▸ **Goal**
Every record that follows should be printed verbatim.

** start of Data supplied **

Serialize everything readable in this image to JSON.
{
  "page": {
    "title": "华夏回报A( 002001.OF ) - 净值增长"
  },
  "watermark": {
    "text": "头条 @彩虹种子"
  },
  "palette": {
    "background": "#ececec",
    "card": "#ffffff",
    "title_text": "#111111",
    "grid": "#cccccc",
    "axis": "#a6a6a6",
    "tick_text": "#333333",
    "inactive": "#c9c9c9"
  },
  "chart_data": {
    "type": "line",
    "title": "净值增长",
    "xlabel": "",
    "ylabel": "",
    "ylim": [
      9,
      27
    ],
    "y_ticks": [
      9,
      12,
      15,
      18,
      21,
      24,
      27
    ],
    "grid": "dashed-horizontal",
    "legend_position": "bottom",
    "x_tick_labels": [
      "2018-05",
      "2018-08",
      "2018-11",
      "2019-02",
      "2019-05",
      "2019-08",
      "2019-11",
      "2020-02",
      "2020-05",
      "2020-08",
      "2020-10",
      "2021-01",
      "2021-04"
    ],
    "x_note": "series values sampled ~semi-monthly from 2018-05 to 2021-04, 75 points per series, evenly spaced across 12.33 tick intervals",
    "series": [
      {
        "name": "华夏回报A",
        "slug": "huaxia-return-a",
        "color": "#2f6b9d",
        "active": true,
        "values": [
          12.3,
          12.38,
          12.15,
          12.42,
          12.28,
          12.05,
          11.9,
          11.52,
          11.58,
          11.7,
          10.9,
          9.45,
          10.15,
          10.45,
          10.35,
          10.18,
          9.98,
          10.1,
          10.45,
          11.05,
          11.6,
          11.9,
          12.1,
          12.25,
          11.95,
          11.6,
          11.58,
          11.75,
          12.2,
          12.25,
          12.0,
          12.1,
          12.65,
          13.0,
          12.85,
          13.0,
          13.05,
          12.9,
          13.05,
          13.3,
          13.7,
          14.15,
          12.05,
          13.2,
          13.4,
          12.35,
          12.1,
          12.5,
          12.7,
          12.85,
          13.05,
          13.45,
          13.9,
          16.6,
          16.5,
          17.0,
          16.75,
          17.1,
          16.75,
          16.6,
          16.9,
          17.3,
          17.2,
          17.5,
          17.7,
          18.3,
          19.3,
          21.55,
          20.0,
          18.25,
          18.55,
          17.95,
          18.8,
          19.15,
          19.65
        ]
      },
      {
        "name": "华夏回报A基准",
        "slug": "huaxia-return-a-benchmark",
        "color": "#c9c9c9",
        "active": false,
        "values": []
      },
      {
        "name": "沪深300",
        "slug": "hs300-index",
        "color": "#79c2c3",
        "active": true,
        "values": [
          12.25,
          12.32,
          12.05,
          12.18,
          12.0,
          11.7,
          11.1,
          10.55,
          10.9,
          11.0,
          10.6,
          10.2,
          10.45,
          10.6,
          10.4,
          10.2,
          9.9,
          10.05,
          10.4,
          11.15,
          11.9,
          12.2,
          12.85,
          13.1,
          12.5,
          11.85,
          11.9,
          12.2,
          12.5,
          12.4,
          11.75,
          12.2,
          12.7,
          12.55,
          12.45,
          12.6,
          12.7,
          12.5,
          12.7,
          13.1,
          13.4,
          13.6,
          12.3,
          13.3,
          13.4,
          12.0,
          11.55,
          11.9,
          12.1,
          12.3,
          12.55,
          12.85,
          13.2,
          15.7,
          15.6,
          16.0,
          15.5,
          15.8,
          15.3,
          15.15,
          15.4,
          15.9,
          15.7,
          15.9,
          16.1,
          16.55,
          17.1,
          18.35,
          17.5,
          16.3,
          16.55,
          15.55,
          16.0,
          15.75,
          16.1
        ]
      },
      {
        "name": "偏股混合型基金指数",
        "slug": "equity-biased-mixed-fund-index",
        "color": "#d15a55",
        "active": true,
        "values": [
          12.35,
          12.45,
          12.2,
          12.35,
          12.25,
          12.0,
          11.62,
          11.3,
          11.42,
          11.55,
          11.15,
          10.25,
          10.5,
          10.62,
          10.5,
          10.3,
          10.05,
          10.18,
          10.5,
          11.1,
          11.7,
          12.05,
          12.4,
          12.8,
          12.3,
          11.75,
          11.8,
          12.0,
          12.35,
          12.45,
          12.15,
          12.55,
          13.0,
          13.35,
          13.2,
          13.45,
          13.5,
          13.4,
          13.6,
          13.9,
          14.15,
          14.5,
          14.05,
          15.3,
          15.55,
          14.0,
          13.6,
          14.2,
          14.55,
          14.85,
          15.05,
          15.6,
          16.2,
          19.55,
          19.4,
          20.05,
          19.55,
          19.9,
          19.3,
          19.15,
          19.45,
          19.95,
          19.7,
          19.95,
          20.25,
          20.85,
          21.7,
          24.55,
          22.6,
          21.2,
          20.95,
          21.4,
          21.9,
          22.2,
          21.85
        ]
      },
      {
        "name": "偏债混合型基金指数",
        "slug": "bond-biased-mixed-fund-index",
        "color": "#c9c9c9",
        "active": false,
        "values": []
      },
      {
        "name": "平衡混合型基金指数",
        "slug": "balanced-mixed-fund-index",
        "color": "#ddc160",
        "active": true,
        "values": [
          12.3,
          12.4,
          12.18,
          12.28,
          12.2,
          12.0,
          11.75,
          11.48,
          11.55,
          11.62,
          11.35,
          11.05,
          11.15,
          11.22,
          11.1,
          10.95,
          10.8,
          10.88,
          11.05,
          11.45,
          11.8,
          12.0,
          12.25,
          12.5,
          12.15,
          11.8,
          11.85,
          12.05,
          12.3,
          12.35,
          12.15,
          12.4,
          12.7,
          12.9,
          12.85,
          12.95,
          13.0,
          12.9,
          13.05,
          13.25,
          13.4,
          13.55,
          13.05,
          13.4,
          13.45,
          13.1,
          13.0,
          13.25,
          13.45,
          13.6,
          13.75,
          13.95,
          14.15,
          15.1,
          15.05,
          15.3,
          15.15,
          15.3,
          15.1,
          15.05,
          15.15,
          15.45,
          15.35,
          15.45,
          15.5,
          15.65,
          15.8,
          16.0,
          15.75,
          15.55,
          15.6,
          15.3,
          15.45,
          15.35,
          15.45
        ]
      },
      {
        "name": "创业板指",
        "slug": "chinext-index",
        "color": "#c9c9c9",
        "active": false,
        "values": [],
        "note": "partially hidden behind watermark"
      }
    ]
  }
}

** end of Data supplied **

▸ **Exercise solution**
Serialize everything readable in this image to JSON.
{
  "page": {
    "title": "华夏回报A( 002001.OF ) - 净值增长"
  },
  "watermark": {
    "text": "头条 @彩虹种子"
  },
  "palette": {
    "background": "#ececec",
    "card": "#ffffff",
    "title_text": "#111111",
    "grid": "#cccccc",
    "axis": "#a6a6a6",
    "tick_text": "#333333",
    "inactive": "#c9c9c9"
  },
  "chart_data": {
    "type": "line",
    "title": "净值增长",
    "xlabel": "",
    "ylabel": "",
    "ylim": [
      9,
      27
    ],
    "y_ticks": [
      9,
      12,
      15,
      18,
      21,
      24,
      27
    ],
    "grid": "dashed-horizontal",
    "legend_position": "bottom",
    "x_tick_labels": [
      "2018-05",
      "2018-08",
      "2018-11",
      "2019-02",
      "2019-05",
      "2019-08",
      "2019-11",
      "2020-02",
      "2020-05",
      "2020-08",
      "2020-10",
      "2021-01",
      "2021-04"
    ],
    "x_note": "series values sampled ~semi-monthly from 2018-05 to 2021-04, 75 points per series, evenly spaced across 12.33 tick intervals",
    "series": [
      {
        "name": "华夏回报A",
        "slug": "huaxia-return-a",
        "color": "#2f6b9d",
        "active": true,
        "values": [
          12.3,
          12.38,
          12.15,
          12.42,
          12.28,
          12.05,
          11.9,
          11.52,
          11.58,
          11.7,
          10.9,
          9.45,
          10.15,
          10.45,
          10.35,
          10.18,
          9.98,
          10.1,
          10.45,
          11.05,
          11.6,
          11.9,
          12.1,
          12.25,
          11.95,
          11.6,
          11.58,
          11.75,
          12.2,
          12.25,
          12.0,
          12.1,
          12.65,
          13.0,
          12.85,
          13.0,
          13.05,
          12.9,
          13.05,
          13.3,
          13.7,
          14.15,
          12.05,
          13.2,
          13.4,
          12.35,
          12.1,
          12.5,
          12.7,
          12.85,
          13.05,
          13.45,
          13.9,
          16.6,
          16.5,
          17.0,
          16.75,
          17.1,
          16.75,
          16.6,
          16.9,
          17.3,
          17.2,
          17.5,
          17.7,
          18.3,
          19.3,
          21.55,
          20.0,
          18.25,
          18.55,
          17.95,
          18.8,
          19.15,
          19.65
        ]
      },
      {
        "name": "华夏回报A基准",
        "slug": "huaxia-return-a-benchmark",
        "color": "#c9c9c9",
        "active": false,
        "values": []
      },
      {
        "name": "沪深300",
        "slug": "hs300-index",
        "color": "#79c2c3",
        "active": true,
        "values": [
          12.25,
          12.32,
          12.05,
          12.18,
          12.0,
          11.7,
          11.1,
          10.55,
          10.9,
          11.0,
          10.6,
          10.2,
          10.45,
          10.6,
          10.4,
          10.2,
          9.9,
          10.05,
          10.4,
          11.15,
          11.9,
          12.2,
          12.85,
          13.1,
          12.5,
          11.85,
          11.9,
          12.2,
          12.5,
          12.4,
          11.75,
          12.2,
          12.7,
          12.55,
          12.45,
          12.6,
          12.7,
          12.5,
          12.7,
          13.1,
          13.4,
          13.6,
          12.3,
          13.3,
          13.4,
          12.0,
          11.55,
          11.9,
          12.1,
          12.3,
          12.55,
          12.85,
          13.2,
          15.7,
          15.6,
          16.0,
          15.5,
          15.8,
          15.3,
          15.15,
          15.4,
          15.9,
          15.7,
          15.9,
          16.1,
          16.55,
          17.1,
          18.35,
          17.5,
          16.3,
          16.55,
          15.55,
          16.0,
          15.75,
          16.1
        ]
      },
      {
        "name": "偏股混合型基金指数",
        "slug": "equity-biased-mixed-fund-index",
        "color": "#d15a55",
        "active": true,
        "values": [
          12.35,
          12.45,
          12.2,
          12.35,
          12.25,
          12.0,
          11.62,
          11.3,
          11.42,
          11.55,
          11.15,
          10.25,
          10.5,
          10.62,
          10.5,
          10.3,
          10.05,
          10.18,
          10.5,
          11.1,
          11.7,
          12.05,
          12.4,
          12.8,
          12.3,
          11.75,
          11.8,
          12.0,
          12.35,
          12.45,
          12.15,
          12.55,
          13.0,
          13.35,
          13.2,
          13.45,
          13.5,
          13.4,
          13.6,
          13.9,
          14.15,
          14.5,
          14.05,
          15.3,
          15.55,
          14.0,
          13.6,
          14.2,
          14.55,
          14.85,
          15.05,
          15.6,
          16.2,
          19.55,
          19.4,
          20.05,
          19.55,
          19.9,
          19.3,
          19.15,
          19.45,
          19.95,
          19.7,
          19.95,
          20.25,
          20.85,
          21.7,
          24.55,
          22.6,
          21.2,
          20.95,
          21.4,
          21.9,
          22.2,
          21.85
        ]
      },
      {
        "name": "偏债混合型基金指数",
        "slug": "bond-biased-mixed-fund-index",
        "color": "#c9c9c9",
        "active": false,
        "values": []
      },
      {
        "name": "平衡混合型基金指数",
        "slug": "balanced-mixed-fund-index",
        "color": "#ddc160",
        "active": true,
        "values": [
          12.3,
          12.4,
          12.18,
          12.28,
          12.2,
          12.0,
          11.75,
          11.48,
          11.55,
          11.62,
          11.35,
          11.05,
          11.15,
          11.22,
          11.1,
          10.95,
          10.8,
          10.88,
          11.05,
          11.45,
          11.8,
          12.0,
          12.25,
          12.5,
          12.15,
          11.8,
          11.85,
          12.05,
          12.3,
          12.35,
          12.15,
          12.4,
          12.7,
          12.9,
          12.85,
          12.95,
          13.0,
          12.9,
          13.05,
          13.25,
          13.4,
          13.55,
          13.05,
          13.4,
          13.45,
          13.1,
          13.0,
          13.25,
          13.45,
          13.6,
          13.75,
          13.95,
          14.15,
          15.1,
          15.05,
          15.3,
          15.15,
          15.3,
          15.1,
          15.05,
          15.15,
          15.45,
          15.35,
          15.45,
          15.5,
          15.65,
          15.8,
          16.0,
          15.75,
          15.55,
          15.6,
          15.3,
          15.45,
          15.35,
          15.45
        ]
      },
      {
        "name": "创业板指",
        "slug": "chinext-index",
        "color": "#c9c9c9",
        "active": false,
        "values": [],
        "note": "partially hidden behind watermark"
      }
    ]
  }
}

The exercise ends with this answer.